#### Your goal:
Go through the material below and count the lines with the string "letter"; the number is the whole answer.

#### Records for processing:
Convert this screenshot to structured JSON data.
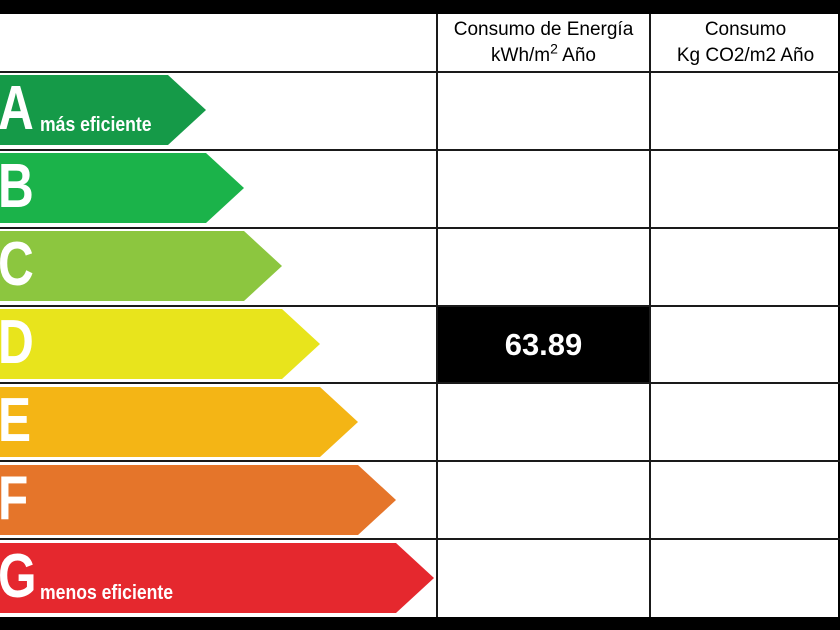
{
  "headers": {
    "energy_line1": "Consumo de Energía",
    "energy_line2_main": "kWh/m",
    "energy_line2_sup": "2",
    "energy_line2_tail": " Año",
    "co2_line1": "Consumo",
    "co2_line2": "Kg CO2/m2 Año"
  },
  "ratings": [
    {
      "letter": "A",
      "sub": "más eficiente",
      "color": "#159a48"
    },
    {
      "letter": "B",
      "sub": "",
      "color": "#1bb34a"
    },
    {
      "letter": "C",
      "sub": "",
      "color": "#8cc63f"
    },
    {
      "letter": "D",
      "sub": "",
      "color": "#e8e41c"
    },
    {
      "letter": "E",
      "sub": "",
      "color": "#f4b515"
    },
    {
      "letter": "F",
      "sub": "",
      "color": "#e5752a"
    },
    {
      "letter": "G",
      "sub": "menos eficiente",
      "color": "#e5282e"
    }
  ],
  "energy_value": "63.89",
  "energy_value_rating": "D"
}
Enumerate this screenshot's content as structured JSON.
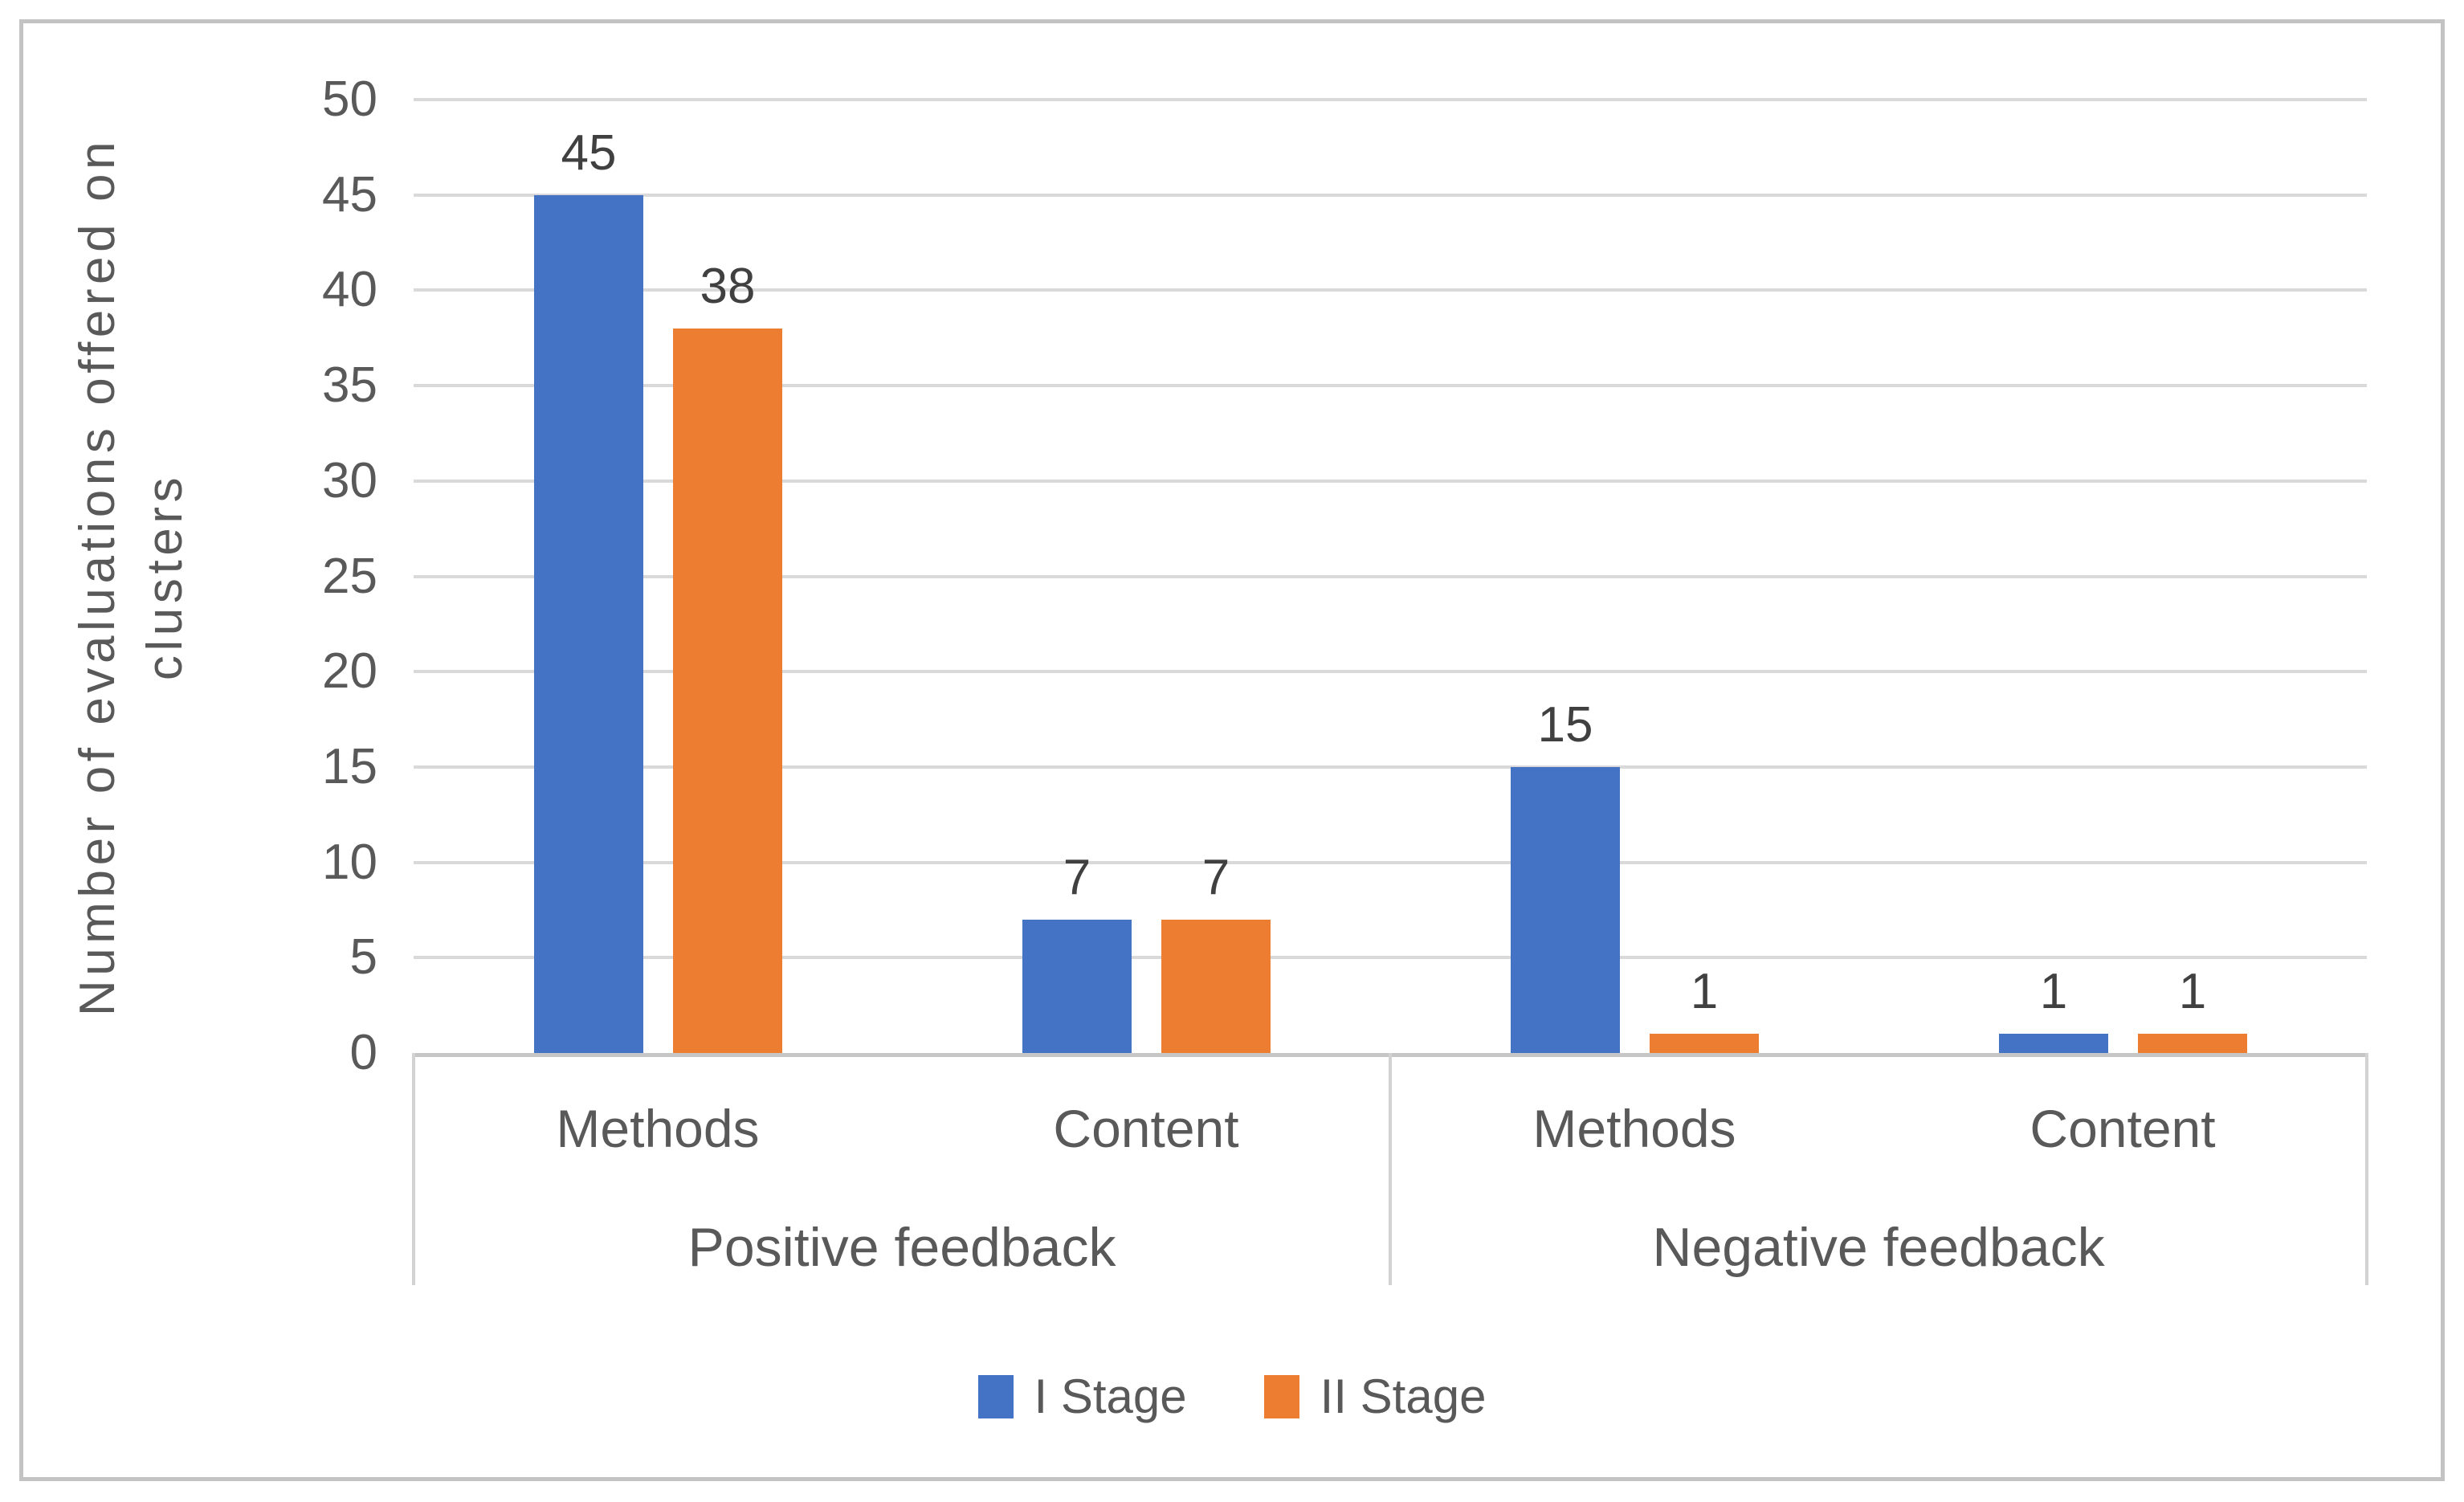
{
  "chart_data": {
    "type": "bar",
    "title": "",
    "ylabel": "Number of evaluations offered on clusters",
    "ylabel_lines": [
      "Number of evaluations offered on",
      "clusters"
    ],
    "xlabel": "",
    "ylim": [
      0,
      50
    ],
    "y_ticks": [
      0,
      5,
      10,
      15,
      20,
      25,
      30,
      35,
      40,
      45,
      50
    ],
    "grid": true,
    "data_labels": true,
    "legend_position": "bottom",
    "series": [
      {
        "name": "I Stage",
        "color": "#4472C4"
      },
      {
        "name": "II Stage",
        "color": "#ED7D31"
      }
    ],
    "groups": [
      {
        "label": "Positive feedback",
        "categories": [
          {
            "label": "Methods",
            "values": [
              45,
              38
            ]
          },
          {
            "label": "Content",
            "values": [
              7,
              7
            ]
          }
        ]
      },
      {
        "label": "Negative feedback",
        "categories": [
          {
            "label": "Methods",
            "values": [
              15,
              1
            ]
          },
          {
            "label": "Content",
            "values": [
              1,
              1
            ]
          }
        ]
      }
    ]
  },
  "style": {
    "bar_blue": "#4472C4",
    "bar_orange": "#ED7D31",
    "gridline_color": "#D9D9D9",
    "axis_line_color": "#C6C6C6",
    "separator_color": "#D2D2D2",
    "label_gray": "#595959",
    "data_label_color": "#404040",
    "outer_border_color": "#C3C3C3"
  }
}
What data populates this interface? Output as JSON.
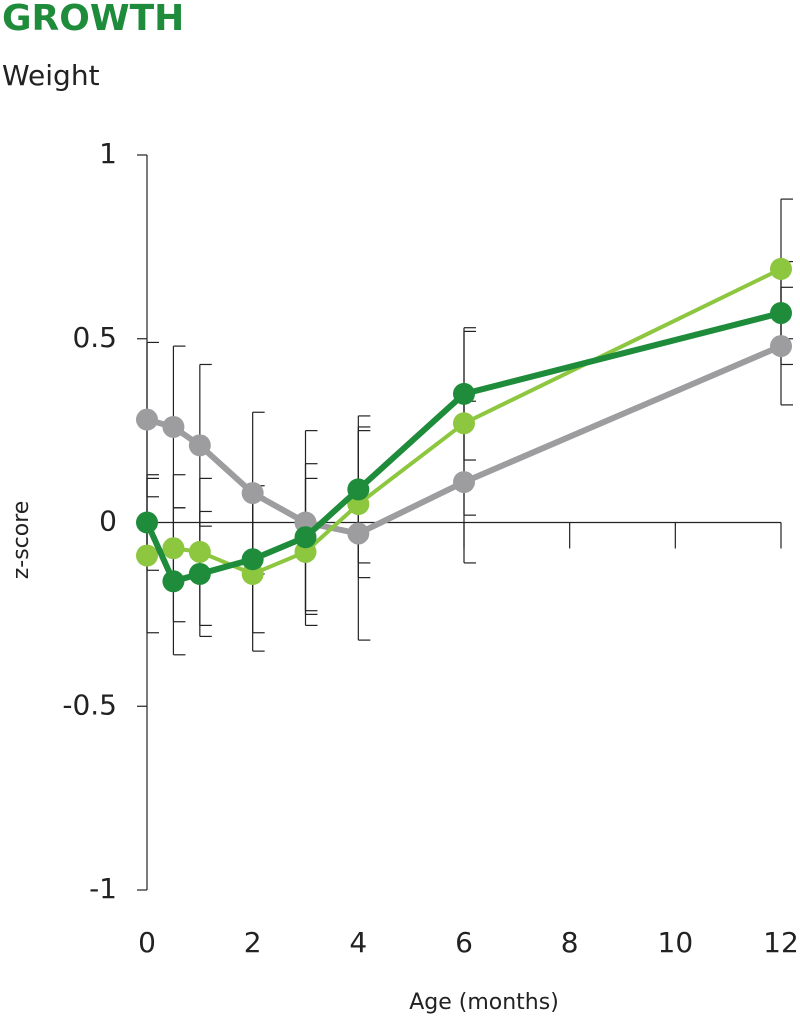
{
  "chart_data": {
    "type": "line",
    "title": "GROWTH",
    "subtitle": "Weight",
    "x_label": "Age (months)",
    "y_label": "z-score",
    "x": [
      0,
      0.5,
      1,
      2,
      3,
      4,
      6,
      12
    ],
    "xlim": [
      0,
      12
    ],
    "xticks": [
      0,
      2,
      4,
      6,
      8,
      10,
      12
    ],
    "ylim": [
      -1,
      1
    ],
    "yticks": [
      1,
      0.5,
      0,
      -0.5,
      -1
    ],
    "series": [
      {
        "color": "#9d9d9f",
        "values": [
          0.28,
          0.26,
          0.21,
          0.08,
          0.0,
          -0.03,
          0.11,
          0.48
        ],
        "errors": [
          0.21,
          0.22,
          0.22,
          0.22,
          0.25,
          0.29,
          0.22,
          0.16
        ]
      },
      {
        "color": "#8dc63f",
        "values": [
          -0.09,
          -0.07,
          -0.08,
          -0.14,
          -0.08,
          0.05,
          0.27,
          0.69
        ],
        "errors": [
          0.21,
          0.2,
          0.2,
          0.21,
          0.2,
          0.2,
          0.25,
          0.19
        ]
      },
      {
        "color": "#1e8c3a",
        "values": [
          0.0,
          -0.16,
          -0.14,
          -0.1,
          -0.04,
          0.09,
          0.35,
          0.57
        ],
        "errors": [
          0.13,
          0.2,
          0.17,
          0.2,
          0.2,
          0.2,
          0.18,
          0.14
        ]
      }
    ]
  }
}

#### Result of the task:
7